# Task details
The exercise asks you to copy every line below in which "would" appears.

(begin)

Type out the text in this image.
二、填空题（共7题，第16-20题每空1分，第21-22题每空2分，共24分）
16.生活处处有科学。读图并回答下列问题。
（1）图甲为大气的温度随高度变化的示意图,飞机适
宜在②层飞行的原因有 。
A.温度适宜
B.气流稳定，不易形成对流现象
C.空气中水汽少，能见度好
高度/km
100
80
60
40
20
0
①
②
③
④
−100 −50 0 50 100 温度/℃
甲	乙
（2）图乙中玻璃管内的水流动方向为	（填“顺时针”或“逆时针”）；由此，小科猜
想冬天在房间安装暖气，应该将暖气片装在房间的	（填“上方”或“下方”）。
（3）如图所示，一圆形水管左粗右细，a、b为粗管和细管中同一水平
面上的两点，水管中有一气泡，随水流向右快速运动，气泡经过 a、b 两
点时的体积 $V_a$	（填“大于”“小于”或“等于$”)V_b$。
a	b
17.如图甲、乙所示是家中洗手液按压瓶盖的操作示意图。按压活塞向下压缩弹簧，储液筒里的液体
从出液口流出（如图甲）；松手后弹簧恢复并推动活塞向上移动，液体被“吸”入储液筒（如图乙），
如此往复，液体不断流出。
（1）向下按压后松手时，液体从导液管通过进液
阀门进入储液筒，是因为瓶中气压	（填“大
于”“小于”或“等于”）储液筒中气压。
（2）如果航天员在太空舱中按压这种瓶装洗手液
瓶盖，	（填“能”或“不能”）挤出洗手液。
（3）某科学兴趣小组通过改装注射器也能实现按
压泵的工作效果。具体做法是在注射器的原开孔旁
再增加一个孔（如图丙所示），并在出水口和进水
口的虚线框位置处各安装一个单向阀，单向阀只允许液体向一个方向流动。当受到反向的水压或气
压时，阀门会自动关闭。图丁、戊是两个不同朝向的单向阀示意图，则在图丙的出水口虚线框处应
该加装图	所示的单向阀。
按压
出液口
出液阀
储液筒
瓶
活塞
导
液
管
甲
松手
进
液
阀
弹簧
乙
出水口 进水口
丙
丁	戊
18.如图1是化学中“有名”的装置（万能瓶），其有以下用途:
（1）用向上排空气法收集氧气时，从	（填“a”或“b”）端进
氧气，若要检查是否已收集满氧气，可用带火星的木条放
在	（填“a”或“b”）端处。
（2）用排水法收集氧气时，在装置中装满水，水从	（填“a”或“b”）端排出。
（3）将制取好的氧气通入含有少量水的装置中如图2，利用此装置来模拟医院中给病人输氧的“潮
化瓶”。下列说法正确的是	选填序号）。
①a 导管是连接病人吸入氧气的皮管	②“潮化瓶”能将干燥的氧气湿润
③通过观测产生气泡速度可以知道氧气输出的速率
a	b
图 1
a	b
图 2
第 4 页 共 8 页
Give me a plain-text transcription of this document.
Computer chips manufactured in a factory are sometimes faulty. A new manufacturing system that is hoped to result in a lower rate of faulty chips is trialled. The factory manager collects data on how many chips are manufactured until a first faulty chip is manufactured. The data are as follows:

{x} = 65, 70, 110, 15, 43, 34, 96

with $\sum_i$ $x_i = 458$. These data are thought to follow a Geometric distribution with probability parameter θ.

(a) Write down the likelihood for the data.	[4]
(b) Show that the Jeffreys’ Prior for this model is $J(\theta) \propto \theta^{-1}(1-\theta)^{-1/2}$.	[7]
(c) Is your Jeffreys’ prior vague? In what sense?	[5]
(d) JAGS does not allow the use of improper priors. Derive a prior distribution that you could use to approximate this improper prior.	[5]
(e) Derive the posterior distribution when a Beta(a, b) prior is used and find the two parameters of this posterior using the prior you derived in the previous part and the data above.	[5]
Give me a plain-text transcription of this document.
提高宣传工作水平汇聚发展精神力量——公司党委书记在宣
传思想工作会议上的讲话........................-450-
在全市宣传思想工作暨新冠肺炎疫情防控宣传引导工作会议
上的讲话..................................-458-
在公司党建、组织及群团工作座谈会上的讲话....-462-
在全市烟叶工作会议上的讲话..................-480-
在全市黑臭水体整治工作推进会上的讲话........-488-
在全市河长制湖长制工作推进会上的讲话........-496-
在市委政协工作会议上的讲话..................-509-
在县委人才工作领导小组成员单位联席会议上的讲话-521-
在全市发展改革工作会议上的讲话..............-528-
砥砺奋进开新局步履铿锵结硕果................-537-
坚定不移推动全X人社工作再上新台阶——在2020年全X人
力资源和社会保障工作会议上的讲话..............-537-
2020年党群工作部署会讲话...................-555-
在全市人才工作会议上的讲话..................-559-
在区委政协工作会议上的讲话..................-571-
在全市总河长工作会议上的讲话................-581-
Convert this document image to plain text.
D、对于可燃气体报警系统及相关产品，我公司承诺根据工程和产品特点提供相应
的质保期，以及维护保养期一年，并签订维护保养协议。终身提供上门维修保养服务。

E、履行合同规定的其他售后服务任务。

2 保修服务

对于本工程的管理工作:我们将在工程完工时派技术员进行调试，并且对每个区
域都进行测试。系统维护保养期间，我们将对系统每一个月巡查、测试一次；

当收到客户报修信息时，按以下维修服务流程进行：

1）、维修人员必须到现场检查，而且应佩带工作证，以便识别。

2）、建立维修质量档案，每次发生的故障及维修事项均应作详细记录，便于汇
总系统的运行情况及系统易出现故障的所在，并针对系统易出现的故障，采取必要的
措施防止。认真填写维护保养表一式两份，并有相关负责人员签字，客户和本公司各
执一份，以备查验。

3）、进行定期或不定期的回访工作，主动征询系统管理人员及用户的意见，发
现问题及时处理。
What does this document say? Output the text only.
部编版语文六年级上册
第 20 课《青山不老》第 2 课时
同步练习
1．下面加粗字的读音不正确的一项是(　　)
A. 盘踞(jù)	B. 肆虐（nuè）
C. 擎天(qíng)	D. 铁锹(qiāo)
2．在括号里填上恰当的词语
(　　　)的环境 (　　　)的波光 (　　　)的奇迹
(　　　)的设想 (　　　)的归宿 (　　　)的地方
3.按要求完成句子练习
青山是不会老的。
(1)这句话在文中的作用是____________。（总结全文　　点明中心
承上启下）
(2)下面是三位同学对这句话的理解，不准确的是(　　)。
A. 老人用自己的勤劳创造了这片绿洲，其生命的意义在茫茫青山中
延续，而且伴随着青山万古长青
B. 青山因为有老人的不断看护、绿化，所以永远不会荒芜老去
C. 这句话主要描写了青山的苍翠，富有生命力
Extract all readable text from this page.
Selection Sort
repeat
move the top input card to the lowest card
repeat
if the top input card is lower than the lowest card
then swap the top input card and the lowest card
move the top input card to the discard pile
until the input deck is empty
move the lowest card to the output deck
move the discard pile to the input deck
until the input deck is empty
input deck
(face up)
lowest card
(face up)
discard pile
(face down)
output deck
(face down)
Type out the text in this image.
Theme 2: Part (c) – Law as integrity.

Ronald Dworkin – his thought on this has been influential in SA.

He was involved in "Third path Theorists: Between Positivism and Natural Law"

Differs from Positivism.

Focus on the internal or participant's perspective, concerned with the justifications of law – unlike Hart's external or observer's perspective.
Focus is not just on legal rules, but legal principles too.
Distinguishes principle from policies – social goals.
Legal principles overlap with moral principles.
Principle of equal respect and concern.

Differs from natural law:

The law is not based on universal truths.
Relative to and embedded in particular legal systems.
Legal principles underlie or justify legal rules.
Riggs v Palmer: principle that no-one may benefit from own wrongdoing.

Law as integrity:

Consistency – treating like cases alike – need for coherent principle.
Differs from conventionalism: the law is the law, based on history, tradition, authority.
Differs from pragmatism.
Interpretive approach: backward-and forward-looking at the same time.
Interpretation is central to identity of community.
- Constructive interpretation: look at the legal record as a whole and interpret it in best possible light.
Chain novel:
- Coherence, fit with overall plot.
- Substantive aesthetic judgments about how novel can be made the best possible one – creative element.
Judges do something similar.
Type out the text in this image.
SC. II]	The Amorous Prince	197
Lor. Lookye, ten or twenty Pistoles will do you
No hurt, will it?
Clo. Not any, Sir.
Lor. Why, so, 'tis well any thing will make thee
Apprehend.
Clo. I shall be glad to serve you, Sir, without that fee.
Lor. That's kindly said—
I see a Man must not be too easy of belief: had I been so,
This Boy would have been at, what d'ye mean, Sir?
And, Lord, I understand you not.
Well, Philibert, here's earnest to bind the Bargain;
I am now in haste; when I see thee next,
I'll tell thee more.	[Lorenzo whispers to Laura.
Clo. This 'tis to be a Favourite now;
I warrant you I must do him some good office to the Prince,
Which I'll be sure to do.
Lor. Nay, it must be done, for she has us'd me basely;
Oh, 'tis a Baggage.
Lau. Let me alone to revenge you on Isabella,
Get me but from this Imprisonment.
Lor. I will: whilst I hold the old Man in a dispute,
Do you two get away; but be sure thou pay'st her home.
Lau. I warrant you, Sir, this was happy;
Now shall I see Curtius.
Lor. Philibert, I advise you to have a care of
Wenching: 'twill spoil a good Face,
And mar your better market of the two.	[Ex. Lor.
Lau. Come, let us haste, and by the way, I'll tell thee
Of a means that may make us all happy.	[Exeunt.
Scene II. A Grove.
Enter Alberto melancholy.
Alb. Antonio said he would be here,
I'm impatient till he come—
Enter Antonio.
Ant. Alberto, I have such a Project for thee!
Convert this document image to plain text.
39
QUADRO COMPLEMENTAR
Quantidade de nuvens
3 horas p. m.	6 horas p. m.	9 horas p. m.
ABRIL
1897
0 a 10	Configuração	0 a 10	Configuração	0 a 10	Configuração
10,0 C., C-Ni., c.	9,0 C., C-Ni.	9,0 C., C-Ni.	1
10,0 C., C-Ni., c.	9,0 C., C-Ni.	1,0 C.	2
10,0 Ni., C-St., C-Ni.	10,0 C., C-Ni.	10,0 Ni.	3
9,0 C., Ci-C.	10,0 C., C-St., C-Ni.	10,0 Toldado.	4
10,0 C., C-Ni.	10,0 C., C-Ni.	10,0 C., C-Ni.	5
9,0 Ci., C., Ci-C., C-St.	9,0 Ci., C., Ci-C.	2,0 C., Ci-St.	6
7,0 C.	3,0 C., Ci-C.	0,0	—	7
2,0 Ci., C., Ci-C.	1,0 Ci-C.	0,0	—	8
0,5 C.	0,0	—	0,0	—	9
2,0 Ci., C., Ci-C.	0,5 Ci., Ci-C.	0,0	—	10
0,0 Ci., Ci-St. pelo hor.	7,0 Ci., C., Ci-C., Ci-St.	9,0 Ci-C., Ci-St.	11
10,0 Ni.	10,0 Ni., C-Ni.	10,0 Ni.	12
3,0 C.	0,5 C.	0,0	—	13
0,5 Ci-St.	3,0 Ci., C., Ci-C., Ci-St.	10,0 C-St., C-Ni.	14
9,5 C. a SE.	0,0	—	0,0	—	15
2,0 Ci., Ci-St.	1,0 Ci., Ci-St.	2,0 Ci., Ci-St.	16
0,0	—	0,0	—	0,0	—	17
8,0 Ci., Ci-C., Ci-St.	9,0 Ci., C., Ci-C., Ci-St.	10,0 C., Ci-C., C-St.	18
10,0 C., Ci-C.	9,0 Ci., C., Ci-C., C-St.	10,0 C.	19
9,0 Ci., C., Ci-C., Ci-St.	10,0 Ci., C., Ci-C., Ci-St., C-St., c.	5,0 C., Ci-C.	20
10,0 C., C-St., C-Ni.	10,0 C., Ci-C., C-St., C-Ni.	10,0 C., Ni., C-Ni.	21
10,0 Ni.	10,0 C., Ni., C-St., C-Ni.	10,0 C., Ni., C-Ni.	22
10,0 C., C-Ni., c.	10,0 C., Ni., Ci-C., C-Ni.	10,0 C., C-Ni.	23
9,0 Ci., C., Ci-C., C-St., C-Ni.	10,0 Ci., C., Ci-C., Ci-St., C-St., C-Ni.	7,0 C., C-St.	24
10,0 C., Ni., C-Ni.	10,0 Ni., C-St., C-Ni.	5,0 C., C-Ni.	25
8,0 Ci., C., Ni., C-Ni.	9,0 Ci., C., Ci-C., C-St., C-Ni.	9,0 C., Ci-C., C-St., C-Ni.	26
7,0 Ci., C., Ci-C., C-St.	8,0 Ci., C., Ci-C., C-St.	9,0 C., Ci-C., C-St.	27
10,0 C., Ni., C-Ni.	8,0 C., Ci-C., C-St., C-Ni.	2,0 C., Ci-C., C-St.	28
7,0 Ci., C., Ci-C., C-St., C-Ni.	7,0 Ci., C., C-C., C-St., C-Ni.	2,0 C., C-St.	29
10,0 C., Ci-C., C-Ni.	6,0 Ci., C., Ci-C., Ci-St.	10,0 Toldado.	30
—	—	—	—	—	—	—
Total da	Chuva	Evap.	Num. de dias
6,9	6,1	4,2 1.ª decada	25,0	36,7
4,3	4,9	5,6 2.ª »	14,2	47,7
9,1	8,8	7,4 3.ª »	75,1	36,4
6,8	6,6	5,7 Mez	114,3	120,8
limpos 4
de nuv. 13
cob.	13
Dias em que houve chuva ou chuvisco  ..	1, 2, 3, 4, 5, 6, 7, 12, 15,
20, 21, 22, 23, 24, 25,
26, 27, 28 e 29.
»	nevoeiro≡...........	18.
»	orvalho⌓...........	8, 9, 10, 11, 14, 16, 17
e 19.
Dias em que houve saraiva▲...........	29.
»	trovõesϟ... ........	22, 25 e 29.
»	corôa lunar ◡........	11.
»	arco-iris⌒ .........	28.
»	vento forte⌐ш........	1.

(end)

# Task response
This Boy would have been at, what d'ye mean, Sir?
Alb. Antonio said he would be here,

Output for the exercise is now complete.